START Task inputs

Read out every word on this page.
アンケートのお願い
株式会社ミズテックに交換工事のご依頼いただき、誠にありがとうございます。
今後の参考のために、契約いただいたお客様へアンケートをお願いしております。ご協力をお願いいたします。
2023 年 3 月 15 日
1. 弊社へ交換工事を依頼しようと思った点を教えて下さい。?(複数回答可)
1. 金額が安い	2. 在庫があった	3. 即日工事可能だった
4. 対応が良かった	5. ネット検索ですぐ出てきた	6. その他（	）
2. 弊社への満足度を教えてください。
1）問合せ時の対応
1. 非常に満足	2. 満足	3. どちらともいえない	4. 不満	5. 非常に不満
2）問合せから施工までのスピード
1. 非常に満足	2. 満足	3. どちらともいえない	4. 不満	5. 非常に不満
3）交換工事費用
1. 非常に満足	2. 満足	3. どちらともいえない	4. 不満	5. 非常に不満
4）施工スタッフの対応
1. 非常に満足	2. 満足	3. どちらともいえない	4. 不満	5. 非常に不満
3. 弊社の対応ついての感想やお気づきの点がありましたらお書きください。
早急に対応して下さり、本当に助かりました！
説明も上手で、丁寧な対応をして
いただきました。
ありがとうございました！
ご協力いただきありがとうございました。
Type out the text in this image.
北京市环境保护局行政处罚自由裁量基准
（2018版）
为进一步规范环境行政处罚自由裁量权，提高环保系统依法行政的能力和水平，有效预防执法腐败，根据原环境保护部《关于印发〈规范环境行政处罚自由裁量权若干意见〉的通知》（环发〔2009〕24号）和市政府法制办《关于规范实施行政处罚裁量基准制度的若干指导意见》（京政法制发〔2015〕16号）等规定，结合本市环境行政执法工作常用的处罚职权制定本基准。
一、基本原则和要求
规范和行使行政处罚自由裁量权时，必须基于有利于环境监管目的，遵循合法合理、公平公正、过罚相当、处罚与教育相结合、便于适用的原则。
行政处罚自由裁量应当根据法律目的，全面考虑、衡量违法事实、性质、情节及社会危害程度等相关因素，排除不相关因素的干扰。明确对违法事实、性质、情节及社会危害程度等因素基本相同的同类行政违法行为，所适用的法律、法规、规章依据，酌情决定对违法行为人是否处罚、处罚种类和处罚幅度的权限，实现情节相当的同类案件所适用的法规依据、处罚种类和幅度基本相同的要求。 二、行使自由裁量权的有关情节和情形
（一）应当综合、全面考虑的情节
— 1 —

END Task inputs

Exercise details >> Gather each line in these records that contains the string "this".

Expected answer >>
Read out every word on this page.
Type out the text in this image.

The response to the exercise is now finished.